### TASK DESCRIPTION:
What lines below include the string "Beifall"? Pick them out and copy them.

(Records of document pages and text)
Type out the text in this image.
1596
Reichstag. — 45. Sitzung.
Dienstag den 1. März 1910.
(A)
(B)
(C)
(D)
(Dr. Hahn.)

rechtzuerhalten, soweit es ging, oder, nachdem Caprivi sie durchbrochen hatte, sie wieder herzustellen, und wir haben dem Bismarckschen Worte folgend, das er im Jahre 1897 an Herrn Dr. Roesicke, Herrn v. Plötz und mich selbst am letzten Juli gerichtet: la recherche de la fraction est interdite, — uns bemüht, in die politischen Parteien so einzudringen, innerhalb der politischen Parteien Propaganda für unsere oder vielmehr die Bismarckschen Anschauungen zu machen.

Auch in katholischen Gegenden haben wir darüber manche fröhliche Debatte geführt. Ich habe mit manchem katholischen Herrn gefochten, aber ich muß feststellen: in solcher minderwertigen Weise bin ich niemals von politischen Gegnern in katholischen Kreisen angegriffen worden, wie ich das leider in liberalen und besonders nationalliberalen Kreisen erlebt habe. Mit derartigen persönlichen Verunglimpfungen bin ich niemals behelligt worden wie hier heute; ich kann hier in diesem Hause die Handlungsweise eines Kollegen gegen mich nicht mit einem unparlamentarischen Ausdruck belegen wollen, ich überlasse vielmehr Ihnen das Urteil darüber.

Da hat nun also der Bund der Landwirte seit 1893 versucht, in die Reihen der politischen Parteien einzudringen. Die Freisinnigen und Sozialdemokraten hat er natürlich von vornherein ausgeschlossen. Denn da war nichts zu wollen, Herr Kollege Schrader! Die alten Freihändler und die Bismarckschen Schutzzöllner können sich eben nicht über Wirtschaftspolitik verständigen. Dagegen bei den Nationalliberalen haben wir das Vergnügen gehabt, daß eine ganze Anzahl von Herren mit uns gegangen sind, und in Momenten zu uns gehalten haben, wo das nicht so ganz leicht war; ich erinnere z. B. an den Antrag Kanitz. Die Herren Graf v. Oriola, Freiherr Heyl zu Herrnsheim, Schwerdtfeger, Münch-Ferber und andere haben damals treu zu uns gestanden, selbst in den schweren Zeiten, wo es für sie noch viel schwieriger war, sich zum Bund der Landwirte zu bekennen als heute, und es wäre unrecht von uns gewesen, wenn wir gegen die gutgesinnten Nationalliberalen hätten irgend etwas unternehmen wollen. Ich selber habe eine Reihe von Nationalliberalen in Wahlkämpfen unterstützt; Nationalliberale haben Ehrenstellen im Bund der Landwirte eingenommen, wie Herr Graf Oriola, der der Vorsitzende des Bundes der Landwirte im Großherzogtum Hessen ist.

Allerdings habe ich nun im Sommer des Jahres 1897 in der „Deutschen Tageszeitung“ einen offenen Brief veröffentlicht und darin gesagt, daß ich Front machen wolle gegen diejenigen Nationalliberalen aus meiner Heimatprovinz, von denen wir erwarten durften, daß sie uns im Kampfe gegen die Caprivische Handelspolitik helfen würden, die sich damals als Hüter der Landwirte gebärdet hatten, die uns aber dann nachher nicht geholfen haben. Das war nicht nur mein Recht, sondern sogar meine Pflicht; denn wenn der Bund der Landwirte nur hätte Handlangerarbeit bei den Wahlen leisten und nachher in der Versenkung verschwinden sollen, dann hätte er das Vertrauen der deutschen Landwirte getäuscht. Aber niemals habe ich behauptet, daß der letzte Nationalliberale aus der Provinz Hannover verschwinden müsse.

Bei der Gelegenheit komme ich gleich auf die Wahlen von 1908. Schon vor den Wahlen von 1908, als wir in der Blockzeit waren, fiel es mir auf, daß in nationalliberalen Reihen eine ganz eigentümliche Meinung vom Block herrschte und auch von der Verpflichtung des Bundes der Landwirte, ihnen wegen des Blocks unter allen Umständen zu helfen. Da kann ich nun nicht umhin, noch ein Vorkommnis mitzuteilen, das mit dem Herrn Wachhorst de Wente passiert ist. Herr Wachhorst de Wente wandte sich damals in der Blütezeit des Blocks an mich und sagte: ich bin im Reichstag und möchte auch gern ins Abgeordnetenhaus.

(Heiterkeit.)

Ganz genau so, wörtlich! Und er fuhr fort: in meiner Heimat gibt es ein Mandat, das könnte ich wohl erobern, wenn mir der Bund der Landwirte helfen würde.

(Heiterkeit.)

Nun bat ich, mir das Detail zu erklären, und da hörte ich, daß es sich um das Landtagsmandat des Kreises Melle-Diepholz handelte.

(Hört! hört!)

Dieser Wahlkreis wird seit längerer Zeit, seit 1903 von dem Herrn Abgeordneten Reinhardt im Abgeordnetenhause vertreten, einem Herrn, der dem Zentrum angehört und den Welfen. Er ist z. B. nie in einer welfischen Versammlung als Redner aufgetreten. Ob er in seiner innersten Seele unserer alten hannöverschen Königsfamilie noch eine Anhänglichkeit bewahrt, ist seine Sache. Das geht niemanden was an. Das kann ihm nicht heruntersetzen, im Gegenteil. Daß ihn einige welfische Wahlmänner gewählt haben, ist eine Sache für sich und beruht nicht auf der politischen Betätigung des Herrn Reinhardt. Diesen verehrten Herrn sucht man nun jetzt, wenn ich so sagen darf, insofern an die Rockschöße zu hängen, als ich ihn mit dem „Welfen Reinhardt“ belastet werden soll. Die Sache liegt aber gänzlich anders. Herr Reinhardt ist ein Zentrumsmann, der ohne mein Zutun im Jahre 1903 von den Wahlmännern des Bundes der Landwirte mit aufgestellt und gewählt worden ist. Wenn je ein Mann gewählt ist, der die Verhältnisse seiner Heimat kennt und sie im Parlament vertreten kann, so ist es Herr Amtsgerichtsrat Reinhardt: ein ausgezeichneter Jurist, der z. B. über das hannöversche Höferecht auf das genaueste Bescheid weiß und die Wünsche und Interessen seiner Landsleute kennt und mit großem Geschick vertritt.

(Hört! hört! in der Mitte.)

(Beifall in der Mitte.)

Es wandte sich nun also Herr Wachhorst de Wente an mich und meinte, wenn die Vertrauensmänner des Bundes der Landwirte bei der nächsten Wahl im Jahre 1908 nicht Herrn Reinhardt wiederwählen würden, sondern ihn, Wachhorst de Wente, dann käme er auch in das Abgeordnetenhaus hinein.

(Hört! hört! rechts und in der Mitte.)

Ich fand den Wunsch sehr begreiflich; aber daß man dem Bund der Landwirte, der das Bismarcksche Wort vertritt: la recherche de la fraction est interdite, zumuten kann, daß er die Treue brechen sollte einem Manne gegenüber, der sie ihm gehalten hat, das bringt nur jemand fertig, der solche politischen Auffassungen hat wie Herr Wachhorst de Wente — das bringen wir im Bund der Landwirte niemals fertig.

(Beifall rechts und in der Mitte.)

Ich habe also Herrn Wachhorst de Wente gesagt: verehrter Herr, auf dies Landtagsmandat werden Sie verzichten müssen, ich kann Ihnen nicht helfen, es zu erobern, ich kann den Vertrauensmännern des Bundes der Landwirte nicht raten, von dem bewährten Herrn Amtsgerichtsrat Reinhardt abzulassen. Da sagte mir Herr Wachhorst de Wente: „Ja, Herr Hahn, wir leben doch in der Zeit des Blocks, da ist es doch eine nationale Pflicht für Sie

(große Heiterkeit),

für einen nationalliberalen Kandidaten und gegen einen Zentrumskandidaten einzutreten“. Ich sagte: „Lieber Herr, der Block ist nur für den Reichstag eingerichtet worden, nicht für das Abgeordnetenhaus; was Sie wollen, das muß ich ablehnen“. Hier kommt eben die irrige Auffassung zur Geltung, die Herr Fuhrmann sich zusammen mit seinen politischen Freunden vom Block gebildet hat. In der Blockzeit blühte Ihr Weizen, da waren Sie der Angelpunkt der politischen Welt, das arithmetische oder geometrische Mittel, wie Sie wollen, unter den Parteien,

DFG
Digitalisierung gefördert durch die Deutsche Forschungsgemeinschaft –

### RESULT:
(Beifall in der Mitte.)
(Beifall rechts und in der Mitte.)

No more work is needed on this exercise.